▼

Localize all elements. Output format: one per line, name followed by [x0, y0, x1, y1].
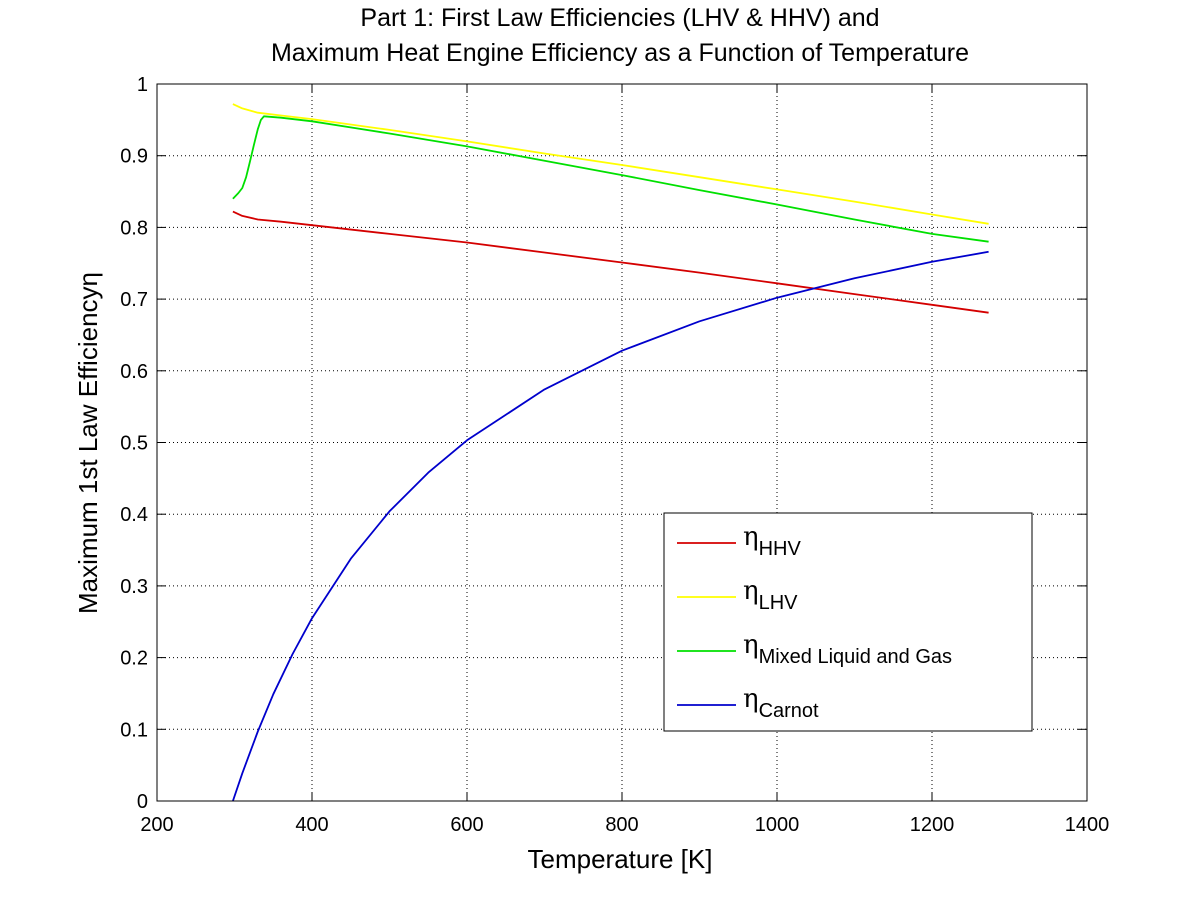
chart-title-line2: Maximum Heat Engine Efficiency as a Func… [271, 39, 969, 67]
x-axis-label: Temperature [K] [528, 844, 713, 874]
series-line-mixed-liquid-and-gas [232, 115, 989, 243]
legend-subscript: Carnot [759, 700, 819, 722]
y-tick-label: 0 [137, 791, 148, 813]
legend-symbol: η [743, 522, 759, 552]
y-tick-label: 0.9 [120, 146, 148, 168]
legend-entry-carnot: ηCarnot [743, 684, 819, 722]
x-tick-label: 1400 [1065, 814, 1110, 836]
series-line-lhv [232, 103, 989, 225]
legend-subscript: HHV [759, 538, 802, 560]
y-tick-label: 0.8 [120, 217, 148, 239]
x-tick-label: 200 [140, 814, 173, 836]
legend-entry-hhv: ηHHV [743, 522, 801, 560]
legend-entry-lhv: ηLHV [743, 576, 798, 614]
legend-box [663, 512, 1033, 732]
x-tick-label: 1000 [755, 814, 800, 836]
x-tick-label: 400 [295, 814, 328, 836]
y-tick-label: 1 [137, 74, 148, 96]
y-tick-label: 0.5 [120, 433, 148, 455]
y-tick-label: 0.2 [120, 648, 148, 670]
axes-frame [156, 83, 1088, 802]
legend-symbol: η [743, 684, 759, 714]
legend-symbol: η [743, 630, 759, 660]
x-tick-label: 600 [450, 814, 483, 836]
y-tick-label: 0.3 [120, 576, 148, 598]
legend-subscript: Mixed Liquid and Gas [759, 646, 952, 668]
x-tick-label: 800 [605, 814, 638, 836]
x-tick-label: 1200 [910, 814, 955, 836]
legend-entry-mixed-liquid-and-gas: ηMixed Liquid and Gas [743, 630, 952, 668]
legend-symbol: η [743, 576, 759, 606]
y-tick-label: 0.4 [120, 504, 148, 526]
series-line-hhv [232, 210, 989, 314]
y-axis-label: Maximum 1st Law Efficiencyη [73, 272, 103, 614]
y-tick-label: 0.1 [120, 719, 148, 741]
legend-subscript: LHV [759, 592, 799, 614]
y-tick-label: 0.7 [120, 289, 148, 311]
chart-title-line1: Part 1: First Law Efficiencies (LHV & HH… [360, 4, 879, 32]
y-tick-label: 0.6 [120, 361, 148, 383]
series-line-carnot [232, 250, 989, 802]
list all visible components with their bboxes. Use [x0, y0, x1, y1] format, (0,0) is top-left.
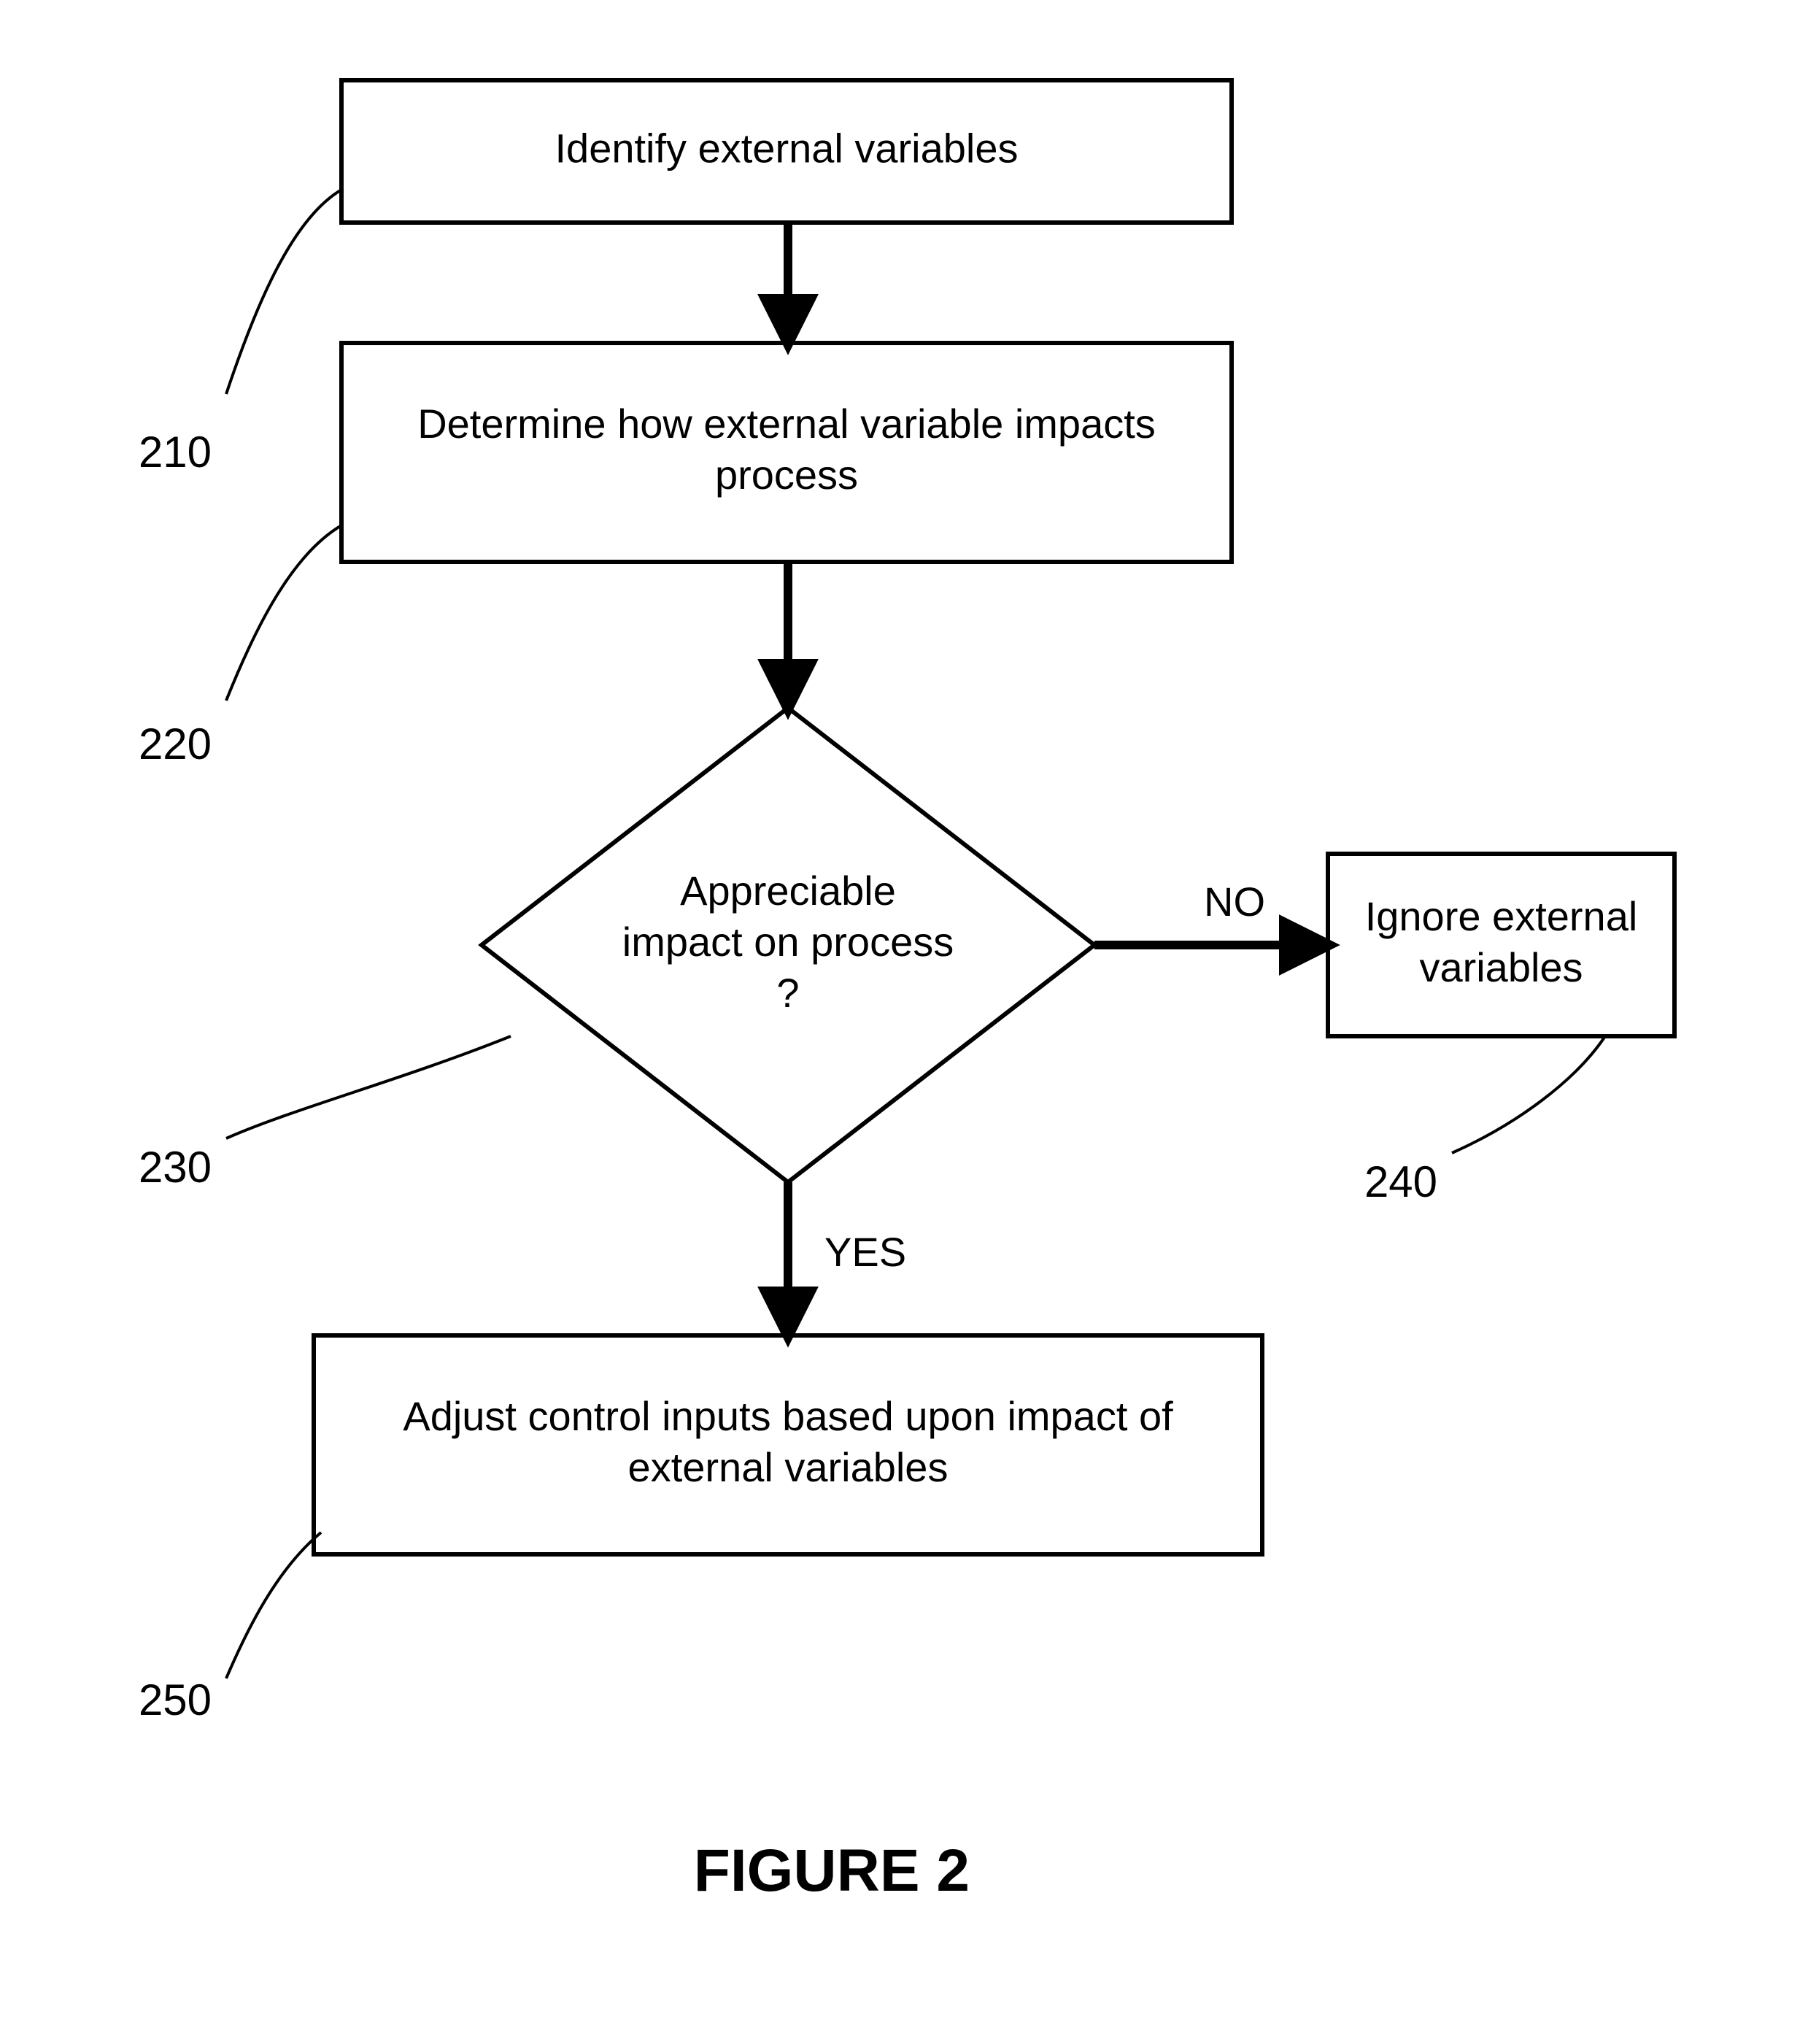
edge-label-no: NO [1204, 879, 1265, 925]
node-n230-text-line0: Appreciable [680, 868, 896, 914]
ref-label-220: 220 [139, 720, 212, 768]
ref-label-210: 210 [139, 428, 212, 477]
ref-label-250: 250 [139, 1675, 212, 1724]
node-n240-text-line1: variables [1419, 944, 1583, 990]
flowchart-figure: Identify external variables 210 Determine … [0, 0, 1808, 2044]
node-n210-text-line0: Identify external variables [555, 125, 1018, 171]
node-n250-text-line0: Adjust control inputs based upon impact … [403, 1393, 1173, 1439]
node-n230-text-line2: ? [776, 970, 799, 1016]
ref-label-230: 230 [139, 1143, 212, 1192]
node-n230-text-line1: impact on process [622, 919, 954, 965]
edge-label-yes: YES [824, 1229, 906, 1275]
node-n240-text-line0: Ignore external [1365, 893, 1638, 939]
figure-title: FIGURE 2 [694, 1837, 970, 1904]
node-n220-text-line0: Determine how external variable impacts [417, 401, 1156, 447]
ref-label-240: 240 [1364, 1157, 1437, 1206]
node-n220-text-line1: process [715, 452, 858, 498]
node-n250-text-line1: external variables [628, 1444, 949, 1490]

▲

[Task brief] Identify every line in the material above that contains the word "Determine", and copy each such line in full.

[Output of the task]
flowchart-figure: Identify external variables 210 Determine … [0, 0, 1808, 2044]
node-n220-text-line0: Determine how external variable impacts [417, 401, 1156, 447]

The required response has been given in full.